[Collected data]
● ● ●

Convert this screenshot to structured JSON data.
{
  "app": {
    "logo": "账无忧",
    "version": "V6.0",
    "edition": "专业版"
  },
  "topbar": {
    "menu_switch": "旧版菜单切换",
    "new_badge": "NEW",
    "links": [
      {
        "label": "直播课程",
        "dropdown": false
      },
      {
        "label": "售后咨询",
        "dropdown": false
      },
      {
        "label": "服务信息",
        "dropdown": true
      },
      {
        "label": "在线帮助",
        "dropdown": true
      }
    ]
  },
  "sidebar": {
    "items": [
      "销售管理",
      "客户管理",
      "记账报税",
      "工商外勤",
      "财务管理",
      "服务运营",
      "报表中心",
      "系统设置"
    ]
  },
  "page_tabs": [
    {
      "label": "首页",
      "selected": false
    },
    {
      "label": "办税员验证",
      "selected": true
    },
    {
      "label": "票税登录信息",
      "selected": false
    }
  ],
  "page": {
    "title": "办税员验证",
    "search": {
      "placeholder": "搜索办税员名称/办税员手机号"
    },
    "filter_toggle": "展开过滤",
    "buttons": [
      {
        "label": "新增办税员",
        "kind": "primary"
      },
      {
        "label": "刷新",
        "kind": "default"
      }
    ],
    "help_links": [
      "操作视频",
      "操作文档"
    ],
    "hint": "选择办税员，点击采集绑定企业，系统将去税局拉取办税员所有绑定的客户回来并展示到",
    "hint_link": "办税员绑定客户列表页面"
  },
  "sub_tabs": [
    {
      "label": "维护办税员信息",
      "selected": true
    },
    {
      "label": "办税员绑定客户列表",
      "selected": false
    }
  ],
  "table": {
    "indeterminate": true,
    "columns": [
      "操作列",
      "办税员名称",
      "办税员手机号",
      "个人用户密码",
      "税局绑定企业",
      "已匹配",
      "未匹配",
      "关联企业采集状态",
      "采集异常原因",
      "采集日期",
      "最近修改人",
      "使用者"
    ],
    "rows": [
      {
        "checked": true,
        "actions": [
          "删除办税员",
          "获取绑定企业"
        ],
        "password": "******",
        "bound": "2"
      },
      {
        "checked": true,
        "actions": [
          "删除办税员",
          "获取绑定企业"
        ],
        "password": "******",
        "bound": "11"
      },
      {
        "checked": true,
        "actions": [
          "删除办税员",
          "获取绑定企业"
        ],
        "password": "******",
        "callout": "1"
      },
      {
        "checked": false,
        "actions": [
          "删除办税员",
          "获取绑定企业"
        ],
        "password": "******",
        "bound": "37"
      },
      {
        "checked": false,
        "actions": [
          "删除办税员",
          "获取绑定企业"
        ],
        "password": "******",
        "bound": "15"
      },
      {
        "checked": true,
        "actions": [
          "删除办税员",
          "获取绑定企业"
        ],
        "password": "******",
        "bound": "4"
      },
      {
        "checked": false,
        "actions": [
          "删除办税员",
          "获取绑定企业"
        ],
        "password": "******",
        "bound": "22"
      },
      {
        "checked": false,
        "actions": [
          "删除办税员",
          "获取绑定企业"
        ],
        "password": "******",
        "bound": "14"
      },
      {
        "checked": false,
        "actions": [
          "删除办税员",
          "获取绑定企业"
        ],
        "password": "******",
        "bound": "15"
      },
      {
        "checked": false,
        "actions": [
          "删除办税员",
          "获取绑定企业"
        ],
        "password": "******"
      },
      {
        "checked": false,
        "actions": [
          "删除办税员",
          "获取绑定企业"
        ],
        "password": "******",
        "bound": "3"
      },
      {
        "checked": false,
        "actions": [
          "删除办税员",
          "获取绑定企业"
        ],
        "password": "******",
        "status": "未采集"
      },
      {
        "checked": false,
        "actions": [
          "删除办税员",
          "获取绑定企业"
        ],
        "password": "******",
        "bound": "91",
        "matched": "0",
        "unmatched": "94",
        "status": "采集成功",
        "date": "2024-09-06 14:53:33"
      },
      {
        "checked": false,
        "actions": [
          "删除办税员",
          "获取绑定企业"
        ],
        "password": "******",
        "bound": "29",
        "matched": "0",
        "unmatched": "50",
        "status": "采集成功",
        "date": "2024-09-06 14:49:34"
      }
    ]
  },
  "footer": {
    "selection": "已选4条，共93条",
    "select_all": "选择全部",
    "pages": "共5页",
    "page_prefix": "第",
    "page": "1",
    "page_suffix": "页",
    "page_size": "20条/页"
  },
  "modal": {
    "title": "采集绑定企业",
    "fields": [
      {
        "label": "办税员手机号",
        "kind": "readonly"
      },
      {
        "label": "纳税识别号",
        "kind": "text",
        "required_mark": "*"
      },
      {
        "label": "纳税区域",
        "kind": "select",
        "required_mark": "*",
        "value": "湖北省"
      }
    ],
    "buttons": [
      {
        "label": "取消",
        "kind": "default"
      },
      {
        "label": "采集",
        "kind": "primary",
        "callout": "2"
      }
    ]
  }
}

● ● ●

=== AIM OF THE EXERCISE ===
Print every line of the records exactly. Omit nothing.

=== TASK RESULT ===
Convert this screenshot to structured JSON data.
{
  "app": {
    "logo": "账无忧",
    "version": "V6.0",
    "edition": "专业版"
  },
  "topbar": {
    "menu_switch": "旧版菜单切换",
    "new_badge": "NEW",
    "links": [
      {
        "label": "直播课程",
        "dropdown": false
      },
      {
        "label": "售后咨询",
        "dropdown": false
      },
      {
        "label": "服务信息",
        "dropdown": true
      },
      {
        "label": "在线帮助",
        "dropdown": true
      }
    ]
  },
  "sidebar": {
    "items": [
      "销售管理",
      "客户管理",
      "记账报税",
      "工商外勤",
      "财务管理",
      "服务运营",
      "报表中心",
      "系统设置"
    ]
  },
  "page_tabs": [
    {
      "label": "首页",
      "selected": false
    },
    {
      "label": "办税员验证",
      "selected": true
    },
    {
      "label": "票税登录信息",
      "selected": false
    }
  ],
  "page": {
    "title": "办税员验证",
    "search": {
      "placeholder": "搜索办税员名称/办税员手机号"
    },
    "filter_toggle": "展开过滤",
    "buttons": [
      {
        "label": "新增办税员",
        "kind": "primary"
      },
      {
        "label": "刷新",
        "kind": "default"
      }
    ],
    "help_links": [
      "操作视频",
      "操作文档"
    ],
    "hint": "选择办税员，点击采集绑定企业，系统将去税局拉取办税员所有绑定的客户回来并展示到",
    "hint_link": "办税员绑定客户列表页面"
  },
  "sub_tabs": [
    {
      "label": "维护办税员信息",
      "selected": true
    },
    {
      "label": "办税员绑定客户列表",
      "selected": false
    }
  ],
  "table": {
    "indeterminate": true,
    "columns": [
      "操作列",
      "办税员名称",
      "办税员手机号",
      "个人用户密码",
      "税局绑定企业",
      "已匹配",
      "未匹配",
      "关联企业采集状态",
      "采集异常原因",
      "采集日期",
      "最近修改人",
      "使用者"
    ],
    "rows": [
      {
        "checked": true,
        "actions": [
          "删除办税员",
          "获取绑定企业"
        ],
        "password": "******",
        "bound": "2"
      },
      {
        "checked": true,
        "actions": [
          "删除办税员",
          "获取绑定企业"
        ],
        "password": "******",
        "bound": "11"
      },
      {
        "checked": true,
        "actions": [
          "删除办税员",
          "获取绑定企业"
        ],
        "password": "******",
        "callout": "1"
      },
      {
        "checked": false,
        "actions": [
          "删除办税员",
          "获取绑定企业"
        ],
        "password": "******",
        "bound": "37"
      },
      {
        "checked": false,
        "actions": [
          "删除办税员",
          "获取绑定企业"
        ],
        "password": "******",
        "bound": "15"
      },
      {
        "checked": true,
        "actions": [
          "删除办税员",
          "获取绑定企业"
        ],
        "password": "******",
        "bound": "4"
      },
      {
        "checked": false,
        "actions": [
          "删除办税员",
          "获取绑定企业"
        ],
        "password": "******",
        "bound": "22"
      },
      {
        "checked": false,
        "actions": [
          "删除办税员",
          "获取绑定企业"
        ],
        "password": "******",
        "bound": "14"
      },
      {
        "checked": false,
        "actions": [
          "删除办税员",
          "获取绑定企业"
        ],
        "password": "******",
        "bound": "15"
      },
      {
        "checked": false,
        "actions": [
          "删除办税员",
          "获取绑定企业"
        ],
        "password": "******"
      },
      {
        "checked": false,
        "actions": [
          "删除办税员",
          "获取绑定企业"
        ],
        "password": "******",
        "bound": "3"
      },
      {
        "checked": false,
        "actions": [
          "删除办税员",
          "获取绑定企业"
        ],
        "password": "******",
        "status": "未采集"
      },
      {
        "checked": false,
        "actions": [
          "删除办税员",
          "获取绑定企业"
        ],
        "password": "******",
        "bound": "91",
        "matched": "0",
        "unmatched": "94",
        "status": "采集成功",
        "date": "2024-09-06 14:53:33"
      },
      {
        "checked": false,
        "actions": [
          "删除办税员",
          "获取绑定企业"
        ],
        "password": "******",
        "bound": "29",
        "matched": "0",
        "unmatched": "50",
        "status": "采集成功",
        "date": "2024-09-06 14:49:34"
      }
    ]
  },
  "footer": {
    "selection": "已选4条，共93条",
    "select_all": "选择全部",
    "pages": "共5页",
    "page_prefix": "第",
    "page": "1",
    "page_suffix": "页",
    "page_size": "20条/页"
  },
  "modal": {
    "title": "采集绑定企业",
    "fields": [
      {
        "label": "办税员手机号",
        "kind": "readonly"
      },
      {
        "label": "纳税识别号",
        "kind": "text",
        "required_mark": "*"
      },
      {
        "label": "纳税区域",
        "kind": "select",
        "required_mark": "*",
        "value": "湖北省"
      }
    ],
    "buttons": [
      {
        "label": "取消",
        "kind": "default"
      },
      {
        "label": "采集",
        "kind": "primary",
        "callout": "2"
      }
    ]
  }
}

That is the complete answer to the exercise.